WHAT YOU ARE ASKED TO DO → Output each entry that follows exactly. Images stay out.

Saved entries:
★ ★ ★

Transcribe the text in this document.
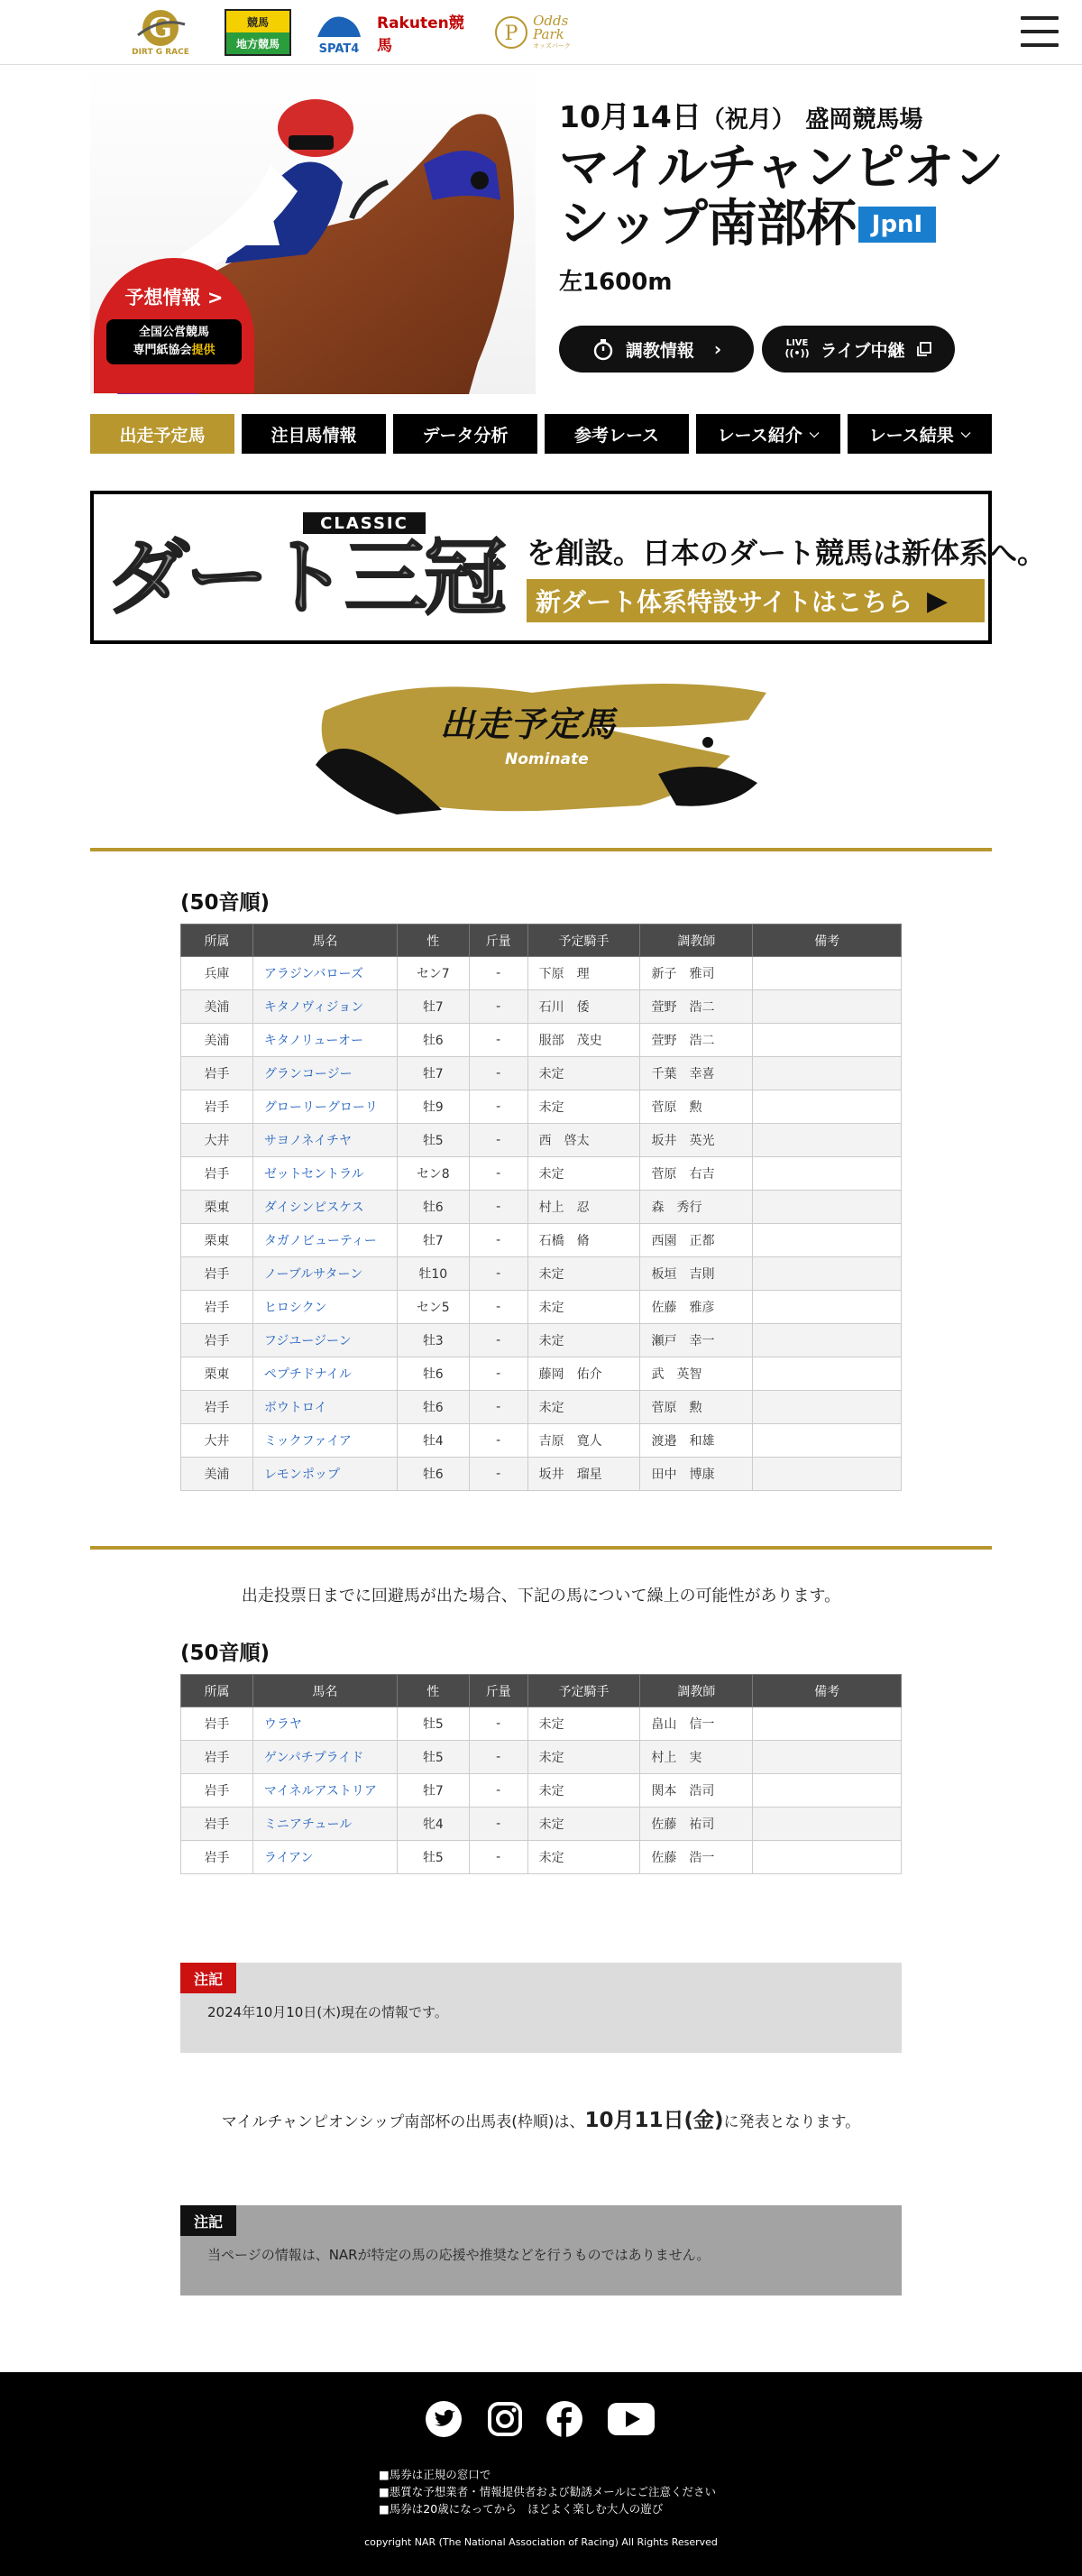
G
DIRT G RACE
競馬
地方競馬	SPAT4
Rakuten競馬
P
Odds
Park
オッズパーク
予想情報 >
全国公営競馬
専門紙協会提供
10月14日（祝月） 盛岡競馬場
マイルチャンピオン
シップ南部杯 JpnⅠ
左1600m
調教情報 ›	LIVE
((•)) ライブ中継
出走予定馬	注目馬情報	データ分析	参考レース	レース紹介 ⌵	レース結果 ⌵
CLASSIC
ダート三冠 を創設。日本のダート競馬は新体系へ。
新ダート体系特設サイトはこちら ▶
出走予定馬
Nominate
(50音順)
所属	馬名	性	斤量	予定騎手	調教師	備考
兵庫	アラジンバローズ	セン7	-	下原　理	新子　雅司	
美浦	キタノヴィジョン	牡7	-	石川　倭	萱野　浩二	
美浦	キタノリューオー	牡6	-	服部　茂史	萱野　浩二	
岩手	グランコージー	牡7	-	未定	千葉　幸喜	
岩手	グローリーグローリ	牡9	-	未定	菅原　勲	
大井	サヨノネイチヤ	牡5	-	西　啓太	坂井　英光	
岩手	ゼットセントラル	セン8	-	未定	菅原　右吉	
栗東	ダイシンピスケス	牡6	-	村上　忍	森　秀行	
栗東	タガノビューティー	牡7	-	石橋　脩	西園　正都	
岩手	ノーブルサターン	牡10	-	未定	板垣　吉則	
岩手	ヒロシクン	セン5	-	未定	佐藤　雅彦	
岩手	フジユージーン	牡3	-	未定	瀬戸　幸一	
栗東	ペプチドナイル	牡6	-	藤岡　佑介	武　英智	
岩手	ボウトロイ	牡6	-	未定	菅原　勲	
大井	ミックファイア	牡4	-	吉原　寛人	渡邉　和雄	
美浦	レモンポップ	牡6	-	坂井　瑠星	田中　博康	
出走投票日までに回避馬が出た場合、下記の馬について繰上の可能性があります。
(50音順)
所属	馬名	性	斤量	予定騎手	調教師	備考
岩手	ウラヤ	牡5	-	未定	畠山　信一	
岩手	ゲンパチプライド	牡5	-	未定	村上　実	
岩手	マイネルアストリア	牡7	-	未定	関本　浩司	
岩手	ミニアチュール	牝4	-	未定	佐藤　祐司	
岩手	ライアン	牡5	-	未定	佐藤　浩一	
注記
2024年10月10日(木)現在の情報です。
マイルチャンピオンシップ南部杯の出馬表(枠順)は、10月11日(金)に発表となります。
注記
当ページの情報は、NARが特定の馬の応援や推奨などを行うものではありません。
■馬券は正規の窓口で
■悪質な予想業者・情報提供者および勧誘メールにご注意ください
■馬券は20歳になってから　ほどよく楽しむ大人の遊び
copyright NAR (The National Association of Racing) All Rights Reserved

★ ★ ★

FULL ANSWER →
Transcribe the text in this document.
G
DIRT G RACE
競馬
地方競馬	SPAT4
Rakuten競馬
P
Odds
Park
オッズパーク
予想情報 >
全国公営競馬
専門紙協会提供
10月14日（祝月） 盛岡競馬場
マイルチャンピオン
シップ南部杯 JpnⅠ
左1600m
調教情報 ›	LIVE
((•)) ライブ中継
出走予定馬	注目馬情報	データ分析	参考レース	レース紹介 ⌵	レース結果 ⌵
CLASSIC
ダート三冠 を創設。日本のダート競馬は新体系へ。
新ダート体系特設サイトはこちら ▶
出走予定馬
Nominate
(50音順)
所属	馬名	性	斤量	予定騎手	調教師	備考
兵庫	アラジンバローズ	セン7	-	下原　理	新子　雅司	
美浦	キタノヴィジョン	牡7	-	石川　倭	萱野　浩二	
美浦	キタノリューオー	牡6	-	服部　茂史	萱野　浩二	
岩手	グランコージー	牡7	-	未定	千葉　幸喜	
岩手	グローリーグローリ	牡9	-	未定	菅原　勲	
大井	サヨノネイチヤ	牡5	-	西　啓太	坂井　英光	
岩手	ゼットセントラル	セン8	-	未定	菅原　右吉	
栗東	ダイシンピスケス	牡6	-	村上　忍	森　秀行	
栗東	タガノビューティー	牡7	-	石橋　脩	西園　正都	
岩手	ノーブルサターン	牡10	-	未定	板垣　吉則	
岩手	ヒロシクン	セン5	-	未定	佐藤　雅彦	
岩手	フジユージーン	牡3	-	未定	瀬戸　幸一	
栗東	ペプチドナイル	牡6	-	藤岡　佑介	武　英智	
岩手	ボウトロイ	牡6	-	未定	菅原　勲	
大井	ミックファイア	牡4	-	吉原　寛人	渡邉　和雄	
美浦	レモンポップ	牡6	-	坂井　瑠星	田中　博康	
出走投票日までに回避馬が出た場合、下記の馬について繰上の可能性があります。
(50音順)
所属	馬名	性	斤量	予定騎手	調教師	備考
岩手	ウラヤ	牡5	-	未定	畠山　信一	
岩手	ゲンパチプライド	牡5	-	未定	村上　実	
岩手	マイネルアストリア	牡7	-	未定	関本　浩司	
岩手	ミニアチュール	牝4	-	未定	佐藤　祐司	
岩手	ライアン	牡5	-	未定	佐藤　浩一	
注記
2024年10月10日(木)現在の情報です。
マイルチャンピオンシップ南部杯の出馬表(枠順)は、10月11日(金)に発表となります。
注記
当ページの情報は、NARが特定の馬の応援や推奨などを行うものではありません。
■馬券は正規の窓口で
■悪質な予想業者・情報提供者および勧誘メールにご注意ください
■馬券は20歳になってから　ほどよく楽しむ大人の遊び
copyright NAR (The National Association of Racing) All Rights Reserved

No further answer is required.